-- Do this --
Omit all pictures, then retype the data exactly as given.
## begin Records supplied
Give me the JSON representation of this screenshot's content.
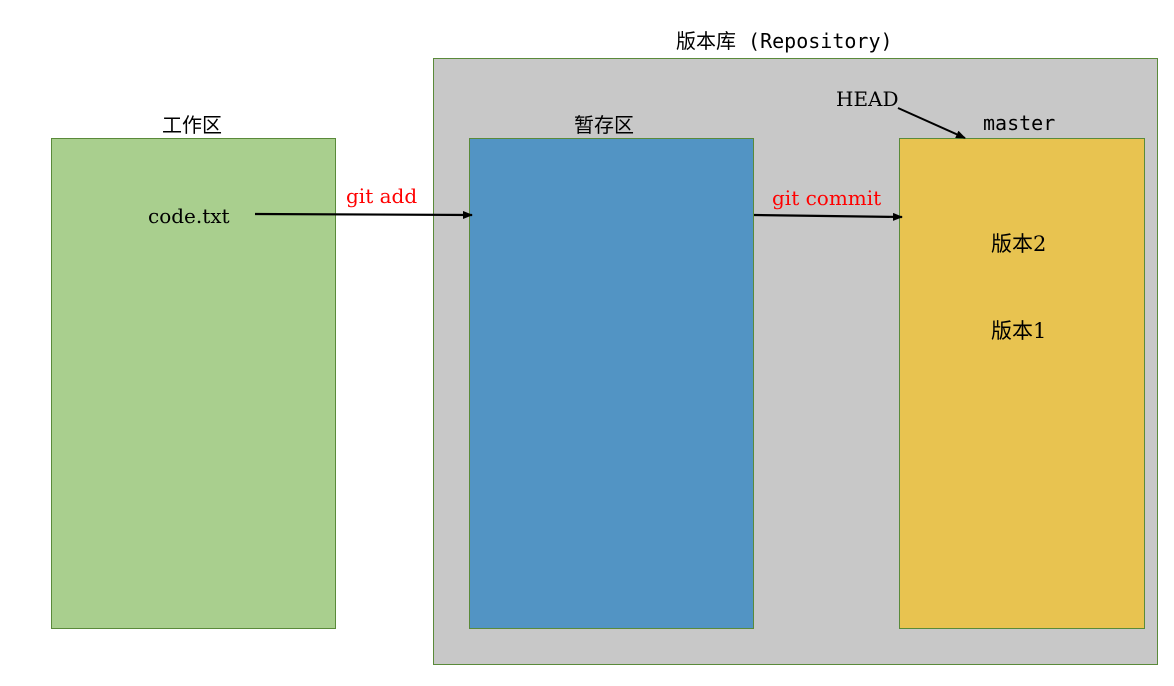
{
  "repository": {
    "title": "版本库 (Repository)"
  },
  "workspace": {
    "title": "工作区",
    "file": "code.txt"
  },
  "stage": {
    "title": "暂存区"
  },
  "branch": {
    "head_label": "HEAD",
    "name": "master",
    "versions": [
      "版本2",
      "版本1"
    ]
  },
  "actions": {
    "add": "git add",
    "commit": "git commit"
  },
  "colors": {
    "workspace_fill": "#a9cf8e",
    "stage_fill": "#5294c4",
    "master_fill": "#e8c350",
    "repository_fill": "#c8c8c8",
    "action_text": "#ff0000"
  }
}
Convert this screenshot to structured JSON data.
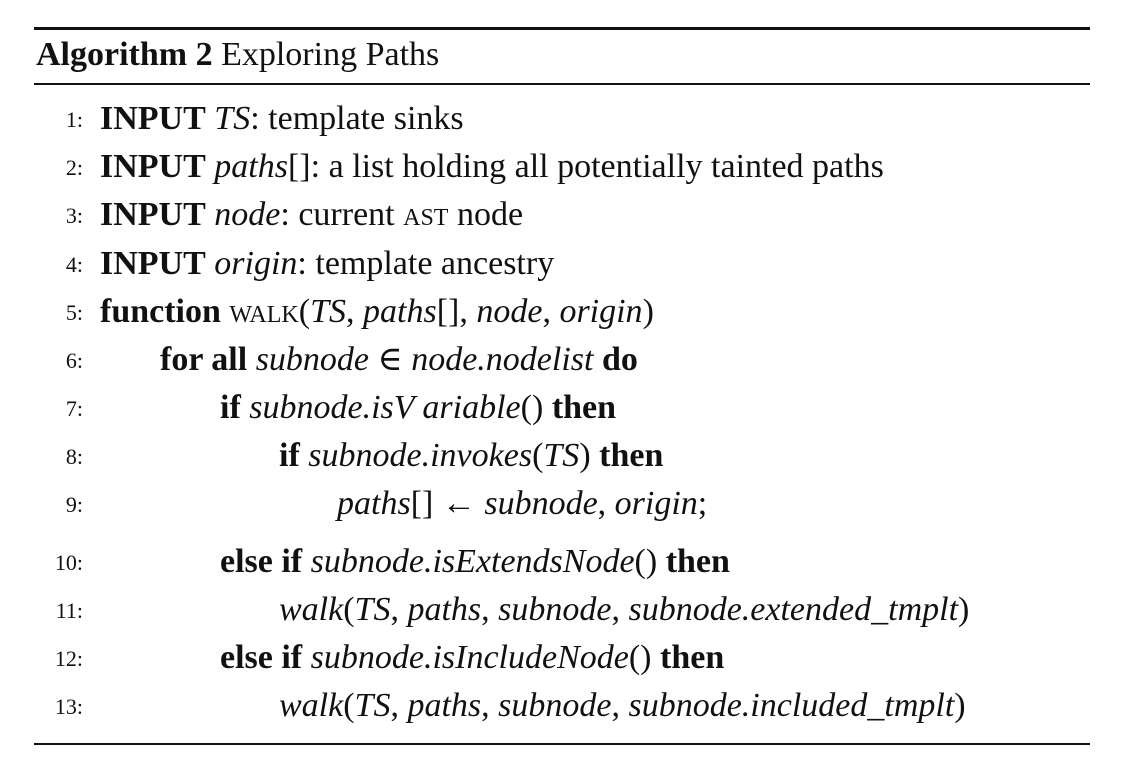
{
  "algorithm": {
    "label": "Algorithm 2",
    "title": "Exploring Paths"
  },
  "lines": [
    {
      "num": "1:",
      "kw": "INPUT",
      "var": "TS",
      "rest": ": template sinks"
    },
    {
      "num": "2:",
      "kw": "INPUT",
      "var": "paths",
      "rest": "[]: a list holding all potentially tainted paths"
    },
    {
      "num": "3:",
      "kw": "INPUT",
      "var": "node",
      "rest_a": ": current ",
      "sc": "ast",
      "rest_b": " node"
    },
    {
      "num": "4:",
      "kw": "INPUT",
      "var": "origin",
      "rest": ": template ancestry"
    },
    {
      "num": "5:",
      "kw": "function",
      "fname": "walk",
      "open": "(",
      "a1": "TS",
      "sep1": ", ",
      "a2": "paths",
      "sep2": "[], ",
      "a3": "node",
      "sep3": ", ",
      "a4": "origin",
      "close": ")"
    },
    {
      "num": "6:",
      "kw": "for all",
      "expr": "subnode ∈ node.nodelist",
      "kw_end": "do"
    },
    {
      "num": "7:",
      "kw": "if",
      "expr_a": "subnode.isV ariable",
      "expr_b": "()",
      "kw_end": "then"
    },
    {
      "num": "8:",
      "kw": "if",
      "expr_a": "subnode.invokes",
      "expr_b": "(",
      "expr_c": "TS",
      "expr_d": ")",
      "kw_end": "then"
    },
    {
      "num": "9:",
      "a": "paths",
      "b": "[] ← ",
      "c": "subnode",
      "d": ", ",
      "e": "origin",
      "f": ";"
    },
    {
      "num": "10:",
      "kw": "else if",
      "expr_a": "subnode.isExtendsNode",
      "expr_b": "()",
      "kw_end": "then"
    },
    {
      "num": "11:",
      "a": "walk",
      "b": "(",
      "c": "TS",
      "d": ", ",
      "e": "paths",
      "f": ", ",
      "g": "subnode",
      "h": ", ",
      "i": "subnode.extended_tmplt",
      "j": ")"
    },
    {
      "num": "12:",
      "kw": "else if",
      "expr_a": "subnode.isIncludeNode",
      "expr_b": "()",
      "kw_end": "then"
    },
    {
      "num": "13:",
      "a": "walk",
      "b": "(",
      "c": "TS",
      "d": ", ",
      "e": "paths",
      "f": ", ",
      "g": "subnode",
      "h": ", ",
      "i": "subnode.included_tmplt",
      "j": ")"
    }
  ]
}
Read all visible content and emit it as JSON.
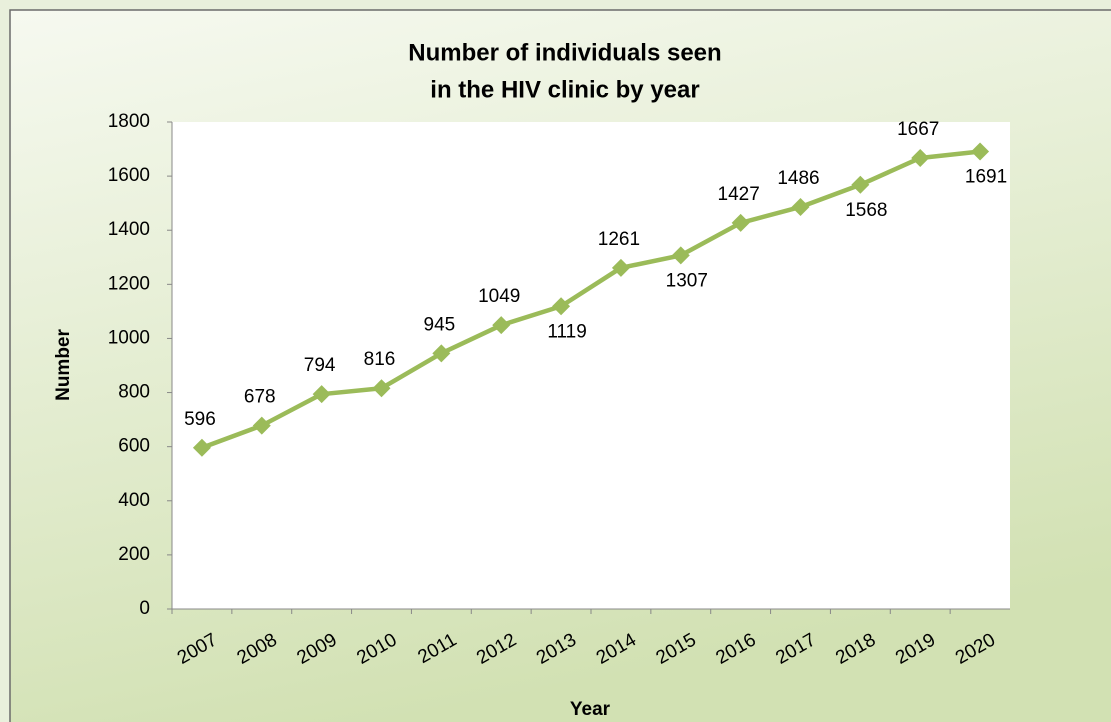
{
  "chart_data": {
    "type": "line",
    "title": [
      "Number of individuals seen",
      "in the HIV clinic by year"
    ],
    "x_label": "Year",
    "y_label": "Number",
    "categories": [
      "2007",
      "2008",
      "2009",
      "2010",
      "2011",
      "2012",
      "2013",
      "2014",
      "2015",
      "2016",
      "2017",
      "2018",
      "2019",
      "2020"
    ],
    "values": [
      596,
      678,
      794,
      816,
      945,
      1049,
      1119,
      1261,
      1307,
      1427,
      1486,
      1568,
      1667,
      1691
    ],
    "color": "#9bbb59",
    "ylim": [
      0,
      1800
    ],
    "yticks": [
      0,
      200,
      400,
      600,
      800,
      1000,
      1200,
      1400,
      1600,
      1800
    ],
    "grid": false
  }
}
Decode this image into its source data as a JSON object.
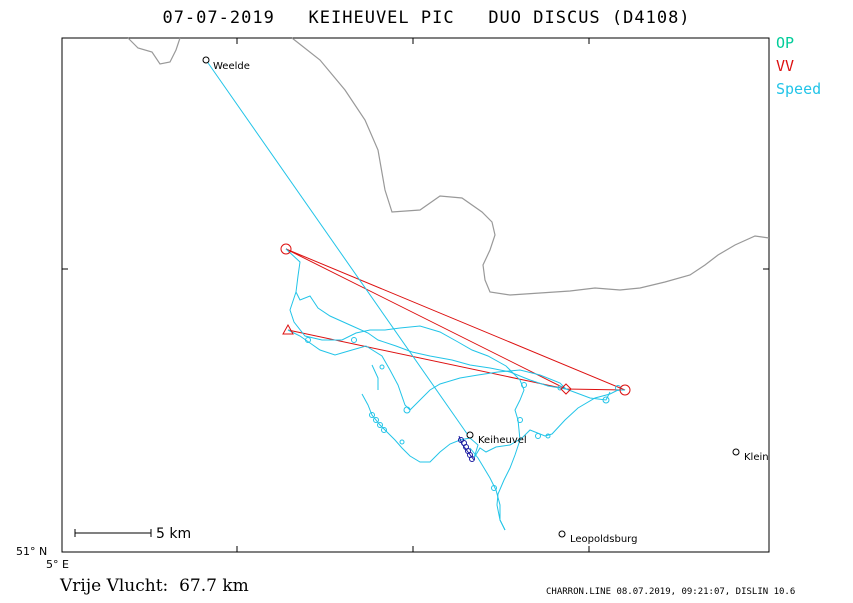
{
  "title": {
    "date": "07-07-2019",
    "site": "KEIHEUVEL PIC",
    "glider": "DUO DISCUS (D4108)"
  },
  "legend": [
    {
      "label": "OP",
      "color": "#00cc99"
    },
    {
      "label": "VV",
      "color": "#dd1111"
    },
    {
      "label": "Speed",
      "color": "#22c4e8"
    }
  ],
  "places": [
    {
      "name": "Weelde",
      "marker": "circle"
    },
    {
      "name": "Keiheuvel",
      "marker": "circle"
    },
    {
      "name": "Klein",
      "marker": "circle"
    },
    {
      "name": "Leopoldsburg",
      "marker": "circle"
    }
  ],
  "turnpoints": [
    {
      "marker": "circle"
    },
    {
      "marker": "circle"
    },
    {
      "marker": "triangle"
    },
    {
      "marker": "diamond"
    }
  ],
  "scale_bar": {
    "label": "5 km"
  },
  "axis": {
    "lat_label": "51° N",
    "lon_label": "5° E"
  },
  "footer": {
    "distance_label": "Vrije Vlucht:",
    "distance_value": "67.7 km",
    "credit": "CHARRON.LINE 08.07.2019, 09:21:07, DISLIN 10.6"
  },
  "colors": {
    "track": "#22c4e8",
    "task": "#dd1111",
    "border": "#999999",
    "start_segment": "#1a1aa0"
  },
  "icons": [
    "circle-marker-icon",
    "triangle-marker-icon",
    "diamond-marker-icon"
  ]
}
## end Records supplied
-- Task solution --
Give me the JSON representation of this screenshot's content.
{
  "repository": {
    "title": "版本库 (Repository)"
  },
  "workspace": {
    "title": "工作区",
    "file": "code.txt"
  },
  "stage": {
    "title": "暂存区"
  },
  "branch": {
    "head_label": "HEAD",
    "name": "master",
    "versions": [
      "版本2",
      "版本1"
    ]
  },
  "actions": {
    "add": "git add",
    "commit": "git commit"
  },
  "colors": {
    "workspace_fill": "#a9cf8e",
    "stage_fill": "#5294c4",
    "master_fill": "#e8c350",
    "repository_fill": "#c8c8c8",
    "action_text": "#ff0000"
  }
}
Convert this screenshot to structured JSON data.
{
  "algorithm": {
    "label": "Algorithm 2",
    "title": "Exploring Paths"
  },
  "lines": [
    {
      "num": "1:",
      "kw": "INPUT",
      "var": "TS",
      "rest": ": template sinks"
    },
    {
      "num": "2:",
      "kw": "INPUT",
      "var": "paths",
      "rest": "[]: a list holding all potentially tainted paths"
    },
    {
      "num": "3:",
      "kw": "INPUT",
      "var": "node",
      "rest_a": ": current ",
      "sc": "ast",
      "rest_b": " node"
    },
    {
      "num": "4:",
      "kw": "INPUT",
      "var": "origin",
      "rest": ": template ancestry"
    },
    {
      "num": "5:",
      "kw": "function",
      "fname": "walk",
      "open": "(",
      "a1": "TS",
      "sep1": ", ",
      "a2": "paths",
      "sep2": "[], ",
      "a3": "node",
      "sep3": ", ",
      "a4": "origin",
      "close": ")"
    },
    {
      "num": "6:",
      "kw": "for all",
      "expr": "subnode ∈ node.nodelist",
      "kw_end": "do"
    },
    {
      "num": "7:",
      "kw": "if",
      "expr_a": "subnode.isV ariable",
      "expr_b": "()",
      "kw_end": "then"
    },
    {
      "num": "8:",
      "kw": "if",
      "expr_a": "subnode.invokes",
      "expr_b": "(",
      "expr_c": "TS",
      "expr_d": ")",
      "kw_end": "then"
    },
    {
      "num": "9:",
      "a": "paths",
      "b": "[] ← ",
      "c": "subnode",
      "d": ", ",
      "e": "origin",
      "f": ";"
    },
    {
      "num": "10:",
      "kw": "else if",
      "expr_a": "subnode.isExtendsNode",
      "expr_b": "()",
      "kw_end": "then"
    },
    {
      "num": "11:",
      "a": "walk",
      "b": "(",
      "c": "TS",
      "d": ", ",
      "e": "paths",
      "f": ", ",
      "g": "subnode",
      "h": ", ",
      "i": "subnode.extended_tmplt",
      "j": ")"
    },
    {
      "num": "12:",
      "kw": "else if",
      "expr_a": "subnode.isIncludeNode",
      "expr_b": "()",
      "kw_end": "then"
    },
    {
      "num": "13:",
      "a": "walk",
      "b": "(",
      "c": "TS",
      "d": ", ",
      "e": "paths",
      "f": ", ",
      "g": "subnode",
      "h": ", ",
      "i": "subnode.included_tmplt",
      "j": ")"
    }
  ]
}
Read all visible content and emit it as JSON.
{
  "chart_data": {
    "type": "line",
    "title": [
      "Number of individuals seen",
      "in the HIV clinic by year"
    ],
    "x_label": "Year",
    "y_label": "Number",
    "categories": [
      "2007",
      "2008",
      "2009",
      "2010",
      "2011",
      "2012",
      "2013",
      "2014",
      "2015",
      "2016",
      "2017",
      "2018",
      "2019",
      "2020"
    ],
    "values": [
      596,
      678,
      794,
      816,
      945,
      1049,
      1119,
      1261,
      1307,
      1427,
      1486,
      1568,
      1667,
      1691
    ],
    "color": "#9bbb59",
    "ylim": [
      0,
      1800
    ],
    "yticks": [
      0,
      200,
      400,
      600,
      800,
      1000,
      1200,
      1400,
      1600,
      1800
    ],
    "grid": false
  }
}
Decode this image into its source data as a JSON object.
{
  "title": {
    "date": "07-07-2019",
    "site": "KEIHEUVEL PIC",
    "glider": "DUO DISCUS (D4108)"
  },
  "legend": [
    {
      "label": "OP",
      "color": "#00cc99"
    },
    {
      "label": "VV",
      "color": "#dd1111"
    },
    {
      "label": "Speed",
      "color": "#22c4e8"
    }
  ],
  "places": [
    {
      "name": "Weelde",
      "marker": "circle"
    },
    {
      "name": "Keiheuvel",
      "marker": "circle"
    },
    {
      "name": "Klein",
      "marker": "circle"
    },
    {
      "name": "Leopoldsburg",
      "marker": "circle"
    }
  ],
  "turnpoints": [
    {
      "marker": "circle"
    },
    {
      "marker": "circle"
    },
    {
      "marker": "triangle"
    },
    {
      "marker": "diamond"
    }
  ],
  "scale_bar": {
    "label": "5 km"
  },
  "axis": {
    "lat_label": "51° N",
    "lon_label": "5° E"
  },
  "footer": {
    "distance_label": "Vrije Vlucht:",
    "distance_value": "67.7 km",
    "credit": "CHARRON.LINE 08.07.2019, 09:21:07, DISLIN 10.6"
  },
  "colors": {
    "track": "#22c4e8",
    "task": "#dd1111",
    "border": "#999999",
    "start_segment": "#1a1aa0"
  },
  "icons": [
    "circle-marker-icon",
    "triangle-marker-icon",
    "diamond-marker-icon"
  ]
}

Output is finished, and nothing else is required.